▸ **What is asked**
Go through the material and write it all out exactly, minus the pictures.

▸ **Extracted material**
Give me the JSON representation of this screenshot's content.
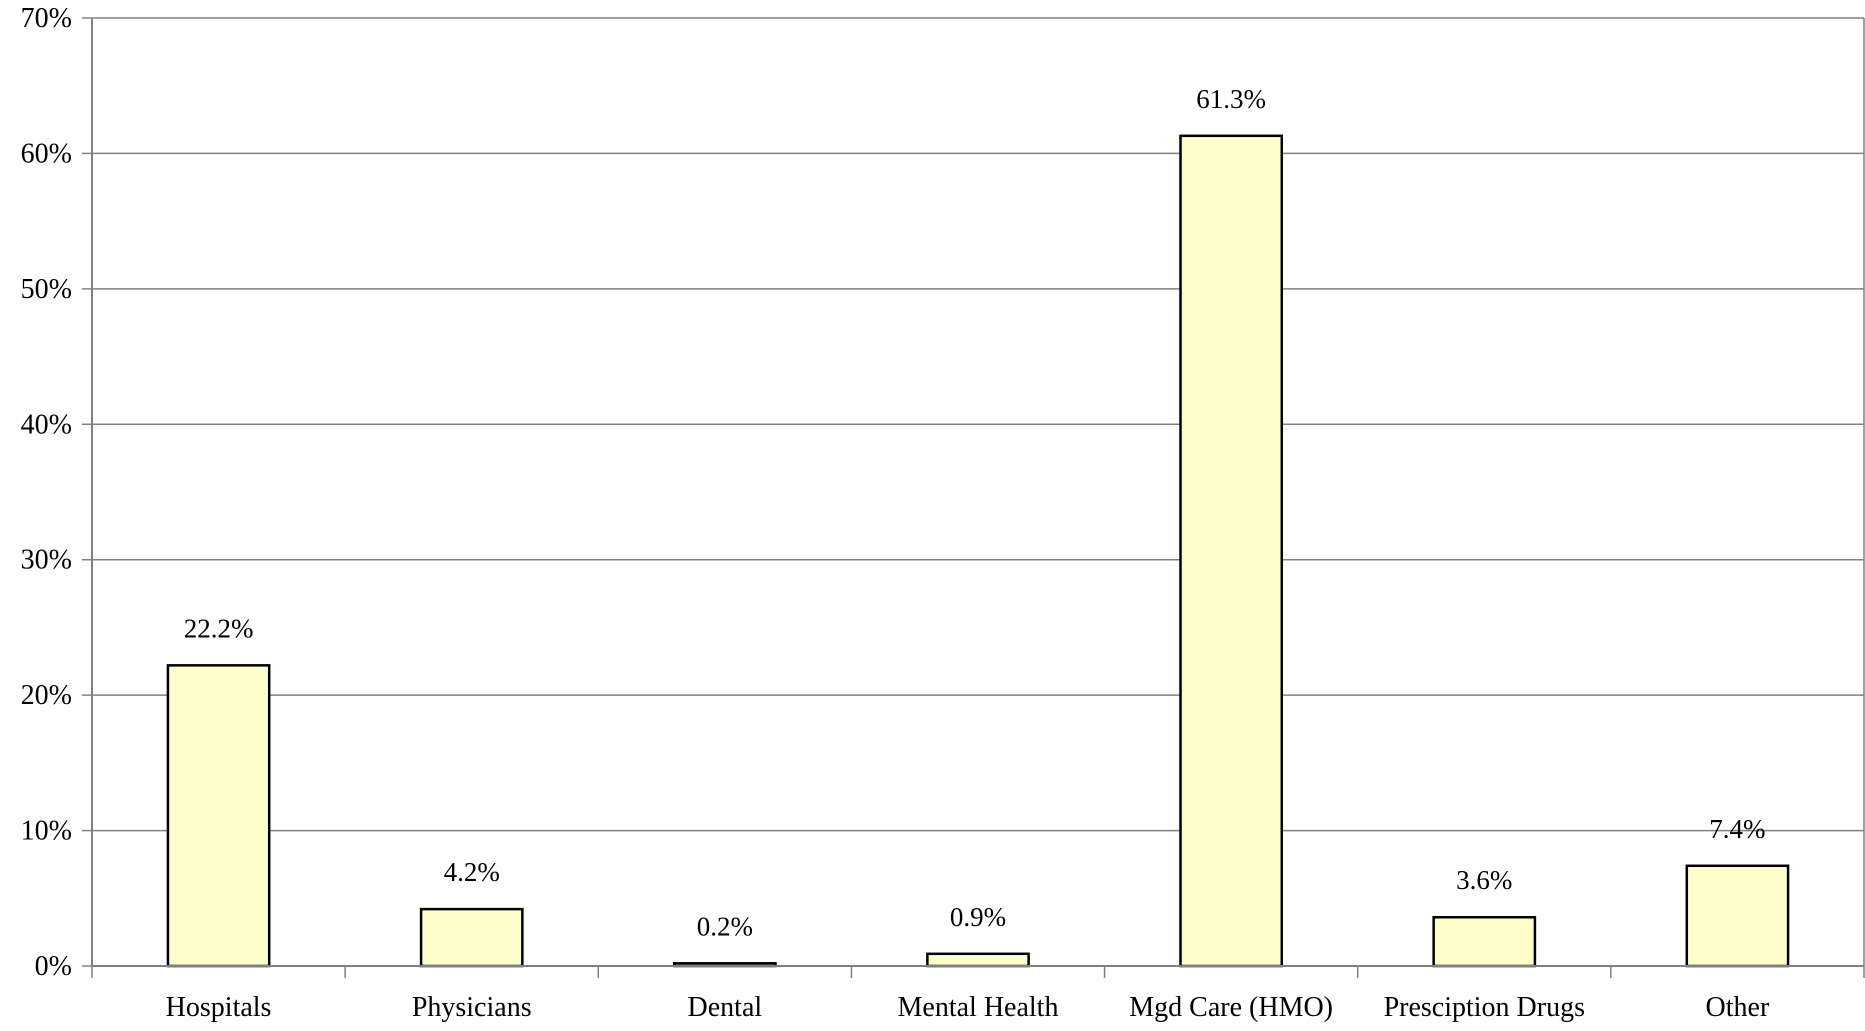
{
  "chart_data": {
    "type": "bar",
    "categories": [
      "Hospitals",
      "Physicians",
      "Dental",
      "Mental Health",
      "Mgd Care (HMO)",
      "Presciption Drugs",
      "Other"
    ],
    "values": [
      22.2,
      4.2,
      0.2,
      0.9,
      61.3,
      3.6,
      7.4
    ],
    "data_labels": [
      "22.2%",
      "4.2%",
      "0.2%",
      "0.9%",
      "61.3%",
      "3.6%",
      "7.4%"
    ],
    "ylim": [
      0,
      70
    ],
    "yticks": [
      0,
      10,
      20,
      30,
      40,
      50,
      60,
      70
    ],
    "ytick_labels": [
      "0%",
      "10%",
      "20%",
      "30%",
      "40%",
      "50%",
      "60%",
      "70%"
    ],
    "grid": true,
    "colors": {
      "bar_fill": "#FFFFCC",
      "bar_stroke": "#000000",
      "grid": "#808080",
      "axis": "#808080"
    }
  }
}
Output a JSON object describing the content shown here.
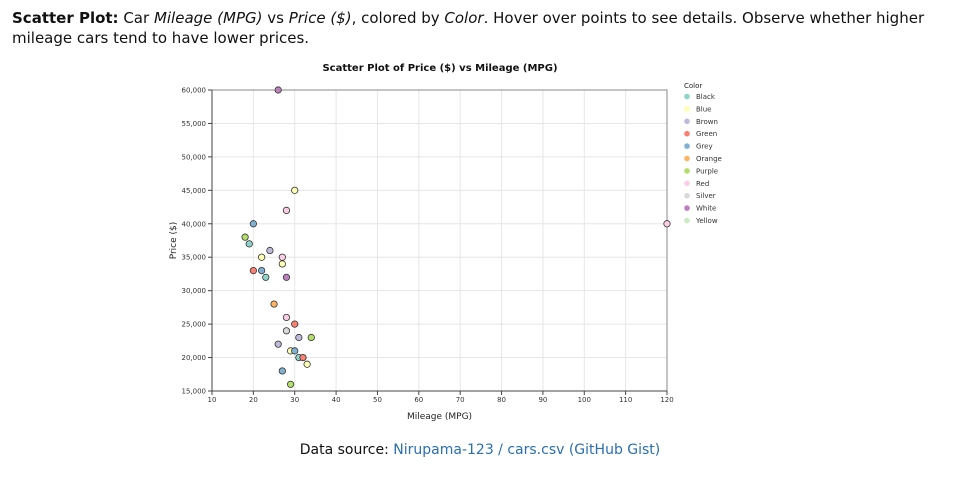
{
  "intro": {
    "bold_label": "Scatter Plot:",
    "t1": " Car ",
    "x_var": "Mileage (MPG)",
    "t2": " vs ",
    "y_var": "Price ($)",
    "t3": ", colored by ",
    "color_var": "Color",
    "t4": ". Hover over points to see details. Observe whether higher mileage cars tend to have lower prices."
  },
  "source": {
    "label": "Data source: ",
    "link_text": "Nirupama-123 / cars.csv (GitHub Gist)"
  },
  "chart_data": {
    "type": "scatter",
    "title": "Scatter Plot of Price ($) vs Mileage (MPG)",
    "xlabel": "Mileage (MPG)",
    "ylabel": "Price ($)",
    "xlim": [
      10,
      120
    ],
    "ylim": [
      15000,
      60000
    ],
    "xticks": [
      "10",
      "20",
      "30",
      "40",
      "50",
      "60",
      "70",
      "80",
      "90",
      "100",
      "110",
      "120"
    ],
    "yticks": [
      "15,000",
      "20,000",
      "25,000",
      "30,000",
      "35,000",
      "40,000",
      "45,000",
      "50,000",
      "55,000",
      "60,000"
    ],
    "grid": true,
    "legend_position": "right",
    "legend_title": "Color",
    "series": [
      {
        "name": "Black",
        "color": "#8dd3c7",
        "points": [
          [
            19,
            37000
          ],
          [
            23,
            32000
          ],
          [
            31,
            20000
          ]
        ]
      },
      {
        "name": "Blue",
        "color": "#ffffb3",
        "points": [
          [
            30,
            45000
          ],
          [
            22,
            35000
          ],
          [
            27,
            34000
          ],
          [
            29,
            21000
          ],
          [
            33,
            19000
          ]
        ]
      },
      {
        "name": "Brown",
        "color": "#bebada",
        "points": [
          [
            24,
            36000
          ],
          [
            26,
            22000
          ],
          [
            31,
            23000
          ]
        ]
      },
      {
        "name": "Green",
        "color": "#fb8072",
        "points": [
          [
            20,
            33000
          ],
          [
            30,
            25000
          ],
          [
            32,
            20000
          ]
        ]
      },
      {
        "name": "Grey",
        "color": "#80b1d3",
        "points": [
          [
            20,
            40000
          ],
          [
            22,
            33000
          ],
          [
            30,
            21000
          ],
          [
            27,
            18000
          ]
        ]
      },
      {
        "name": "Orange",
        "color": "#fdb462",
        "points": [
          [
            25,
            28000
          ]
        ]
      },
      {
        "name": "Purple",
        "color": "#b3de69",
        "points": [
          [
            18,
            38000
          ],
          [
            34,
            23000
          ],
          [
            29,
            16000
          ]
        ]
      },
      {
        "name": "Red",
        "color": "#fccde5",
        "points": [
          [
            28,
            42000
          ],
          [
            27,
            35000
          ],
          [
            28,
            26000
          ],
          [
            120,
            40000
          ]
        ]
      },
      {
        "name": "Silver",
        "color": "#d9d9d9",
        "points": [
          [
            28,
            24000
          ]
        ]
      },
      {
        "name": "White",
        "color": "#bc80bd",
        "points": [
          [
            26,
            60000
          ],
          [
            28,
            32000
          ]
        ]
      },
      {
        "name": "Yellow",
        "color": "#ccebc5",
        "points": []
      }
    ]
  }
}
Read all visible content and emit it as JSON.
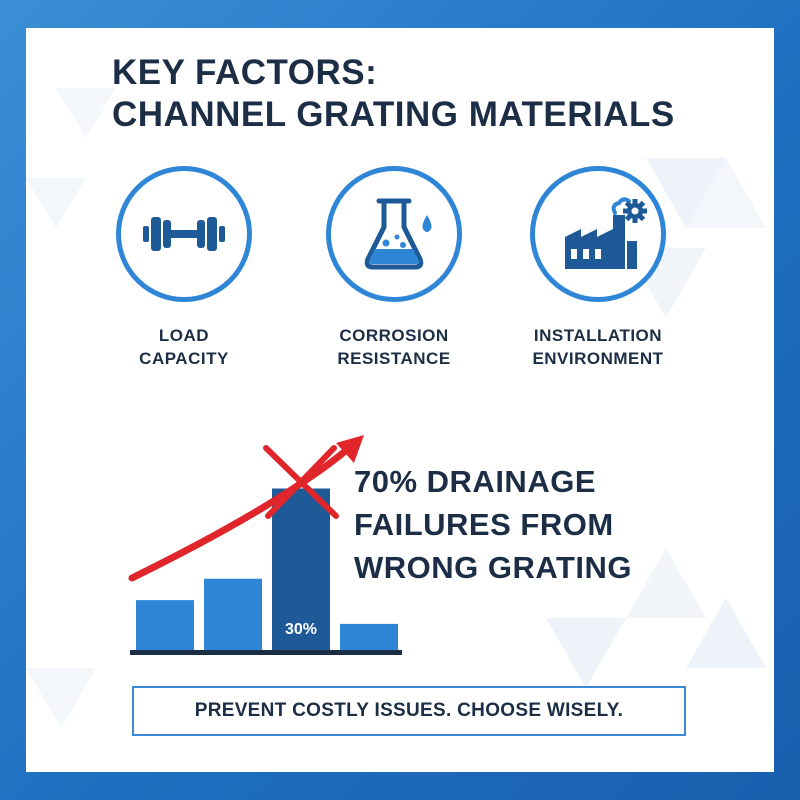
{
  "title": {
    "line1": "KEY FACTORS:",
    "line2": "CHANNEL GRATING MATERIALS"
  },
  "factors": [
    {
      "icon": "dumbbell-icon",
      "line1": "LOAD",
      "line2": "CAPACITY"
    },
    {
      "icon": "flask-icon",
      "line1": "CORROSION",
      "line2": "RESISTANCE"
    },
    {
      "icon": "factory-icon",
      "line1": "INSTALLATION",
      "line2": "ENVIRONMENT"
    }
  ],
  "chart_data": {
    "type": "bar",
    "categories": [
      "",
      "",
      "",
      ""
    ],
    "values": [
      2.1,
      3.0,
      6.8,
      1.1
    ],
    "data_labels": [
      "",
      "",
      "30%",
      ""
    ],
    "title": "",
    "xlabel": "",
    "ylabel": "",
    "ylim": [
      0,
      8
    ],
    "grid": false,
    "legend": "none",
    "annotations": [
      "red rising trend arrow",
      "red x mark over tallest bar"
    ]
  },
  "stat": {
    "line1": "70% DRAINAGE",
    "line2": "FAILURES FROM",
    "line3": "WRONG GRATING"
  },
  "cta": {
    "text": "PREVENT COSTLY ISSUES. CHOOSE WISELY."
  },
  "colors": {
    "primary_blue": "#2f86d6",
    "dark_blue": "#1f5a98",
    "navy_text": "#1c2e45",
    "accent_red": "#e0262b"
  }
}
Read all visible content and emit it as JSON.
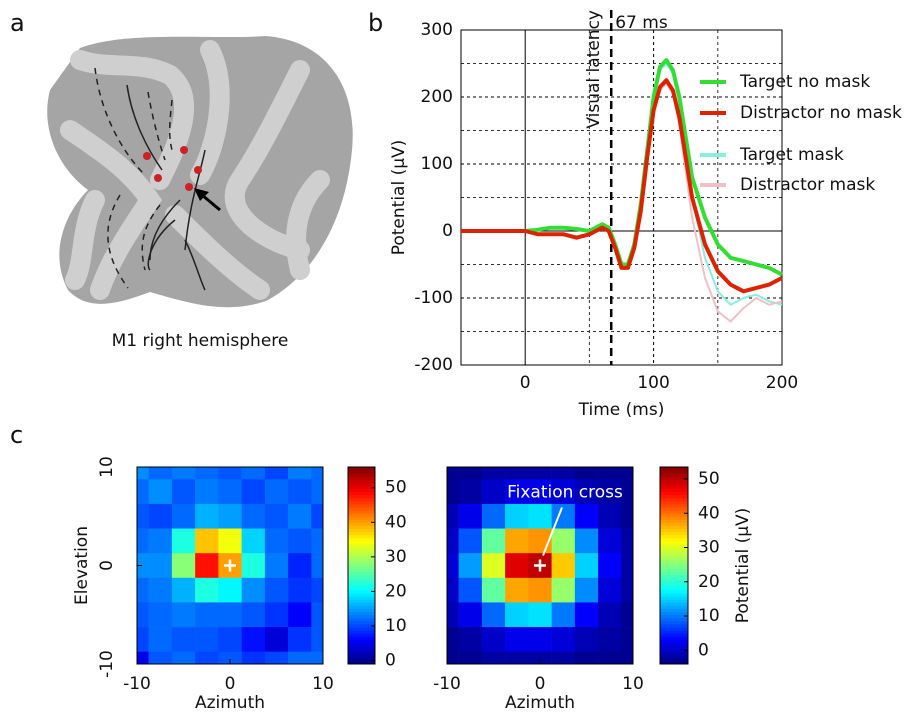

▸ **Exercise answer**
Give me the JSON representation of this screenshot's content.
{
  "chart_data": {
    "type": "bar",
    "categories": [
      "Hospitals",
      "Physicians",
      "Dental",
      "Mental Health",
      "Mgd Care (HMO)",
      "Presciption Drugs",
      "Other"
    ],
    "values": [
      22.2,
      4.2,
      0.2,
      0.9,
      61.3,
      3.6,
      7.4
    ],
    "data_labels": [
      "22.2%",
      "4.2%",
      "0.2%",
      "0.9%",
      "61.3%",
      "3.6%",
      "7.4%"
    ],
    "ylim": [
      0,
      70
    ],
    "yticks": [
      0,
      10,
      20,
      30,
      40,
      50,
      60,
      70
    ],
    "ytick_labels": [
      "0%",
      "10%",
      "20%",
      "30%",
      "40%",
      "50%",
      "60%",
      "70%"
    ],
    "grid": true,
    "colors": {
      "bar_fill": "#FFFFCC",
      "bar_stroke": "#000000",
      "grid": "#808080",
      "axis": "#808080"
    }
  }
}
Output a JSON object describing the content shown here.
{
  "intro": {
    "bold_label": "Scatter Plot:",
    "t1": " Car ",
    "x_var": "Mileage (MPG)",
    "t2": " vs ",
    "y_var": "Price ($)",
    "t3": ", colored by ",
    "color_var": "Color",
    "t4": ". Hover over points to see details. Observe whether higher mileage cars tend to have lower prices."
  },
  "source": {
    "label": "Data source: ",
    "link_text": "Nirupama-123 / cars.csv (GitHub Gist)"
  },
  "chart_data": {
    "type": "scatter",
    "title": "Scatter Plot of Price ($) vs Mileage (MPG)",
    "xlabel": "Mileage (MPG)",
    "ylabel": "Price ($)",
    "xlim": [
      10,
      120
    ],
    "ylim": [
      15000,
      60000
    ],
    "xticks": [
      "10",
      "20",
      "30",
      "40",
      "50",
      "60",
      "70",
      "80",
      "90",
      "100",
      "110",
      "120"
    ],
    "yticks": [
      "15,000",
      "20,000",
      "25,000",
      "30,000",
      "35,000",
      "40,000",
      "45,000",
      "50,000",
      "55,000",
      "60,000"
    ],
    "grid": true,
    "legend_position": "right",
    "legend_title": "Color",
    "series": [
      {
        "name": "Black",
        "color": "#8dd3c7",
        "points": [
          [
            19,
            37000
          ],
          [
            23,
            32000
          ],
          [
            31,
            20000
          ]
        ]
      },
      {
        "name": "Blue",
        "color": "#ffffb3",
        "points": [
          [
            30,
            45000
          ],
          [
            22,
            35000
          ],
          [
            27,
            34000
          ],
          [
            29,
            21000
          ],
          [
            33,
            19000
          ]
        ]
      },
      {
        "name": "Brown",
        "color": "#bebada",
        "points": [
          [
            24,
            36000
          ],
          [
            26,
            22000
          ],
          [
            31,
            23000
          ]
        ]
      },
      {
        "name": "Green",
        "color": "#fb8072",
        "points": [
          [
            20,
            33000
          ],
          [
            30,
            25000
          ],
          [
            32,
            20000
          ]
        ]
      },
      {
        "name": "Grey",
        "color": "#80b1d3",
        "points": [
          [
            20,
            40000
          ],
          [
            22,
            33000
          ],
          [
            30,
            21000
          ],
          [
            27,
            18000
          ]
        ]
      },
      {
        "name": "Orange",
        "color": "#fdb462",
        "points": [
          [
            25,
            28000
          ]
        ]
      },
      {
        "name": "Purple",
        "color": "#b3de69",
        "points": [
          [
            18,
            38000
          ],
          [
            34,
            23000
          ],
          [
            29,
            16000
          ]
        ]
      },
      {
        "name": "Red",
        "color": "#fccde5",
        "points": [
          [
            28,
            42000
          ],
          [
            27,
            35000
          ],
          [
            28,
            26000
          ],
          [
            120,
            40000
          ]
        ]
      },
      {
        "name": "Silver",
        "color": "#d9d9d9",
        "points": [
          [
            28,
            24000
          ]
        ]
      },
      {
        "name": "White",
        "color": "#bc80bd",
        "points": [
          [
            26,
            60000
          ],
          [
            28,
            32000
          ]
        ]
      },
      {
        "name": "Yellow",
        "color": "#ccebc5",
        "points": []
      }
    ]
  }
}
Read all visible content and emit it as JSON.
{
  "title": {
    "line1": "KEY FACTORS:",
    "line2": "CHANNEL GRATING MATERIALS"
  },
  "factors": [
    {
      "icon": "dumbbell-icon",
      "line1": "LOAD",
      "line2": "CAPACITY"
    },
    {
      "icon": "flask-icon",
      "line1": "CORROSION",
      "line2": "RESISTANCE"
    },
    {
      "icon": "factory-icon",
      "line1": "INSTALLATION",
      "line2": "ENVIRONMENT"
    }
  ],
  "chart_data": {
    "type": "bar",
    "categories": [
      "",
      "",
      "",
      ""
    ],
    "values": [
      2.1,
      3.0,
      6.8,
      1.1
    ],
    "data_labels": [
      "",
      "",
      "30%",
      ""
    ],
    "title": "",
    "xlabel": "",
    "ylabel": "",
    "ylim": [
      0,
      8
    ],
    "grid": false,
    "legend": "none",
    "annotations": [
      "red rising trend arrow",
      "red x mark over tallest bar"
    ]
  },
  "stat": {
    "line1": "70% DRAINAGE",
    "line2": "FAILURES FROM",
    "line3": "WRONG GRATING"
  },
  "cta": {
    "text": "PREVENT COSTLY ISSUES. CHOOSE WISELY."
  },
  "colors": {
    "primary_blue": "#2f86d6",
    "dark_blue": "#1f5a98",
    "navy_text": "#1c2e45",
    "accent_red": "#e0262b"
  }
}
Read all visible content and emit it as JSON.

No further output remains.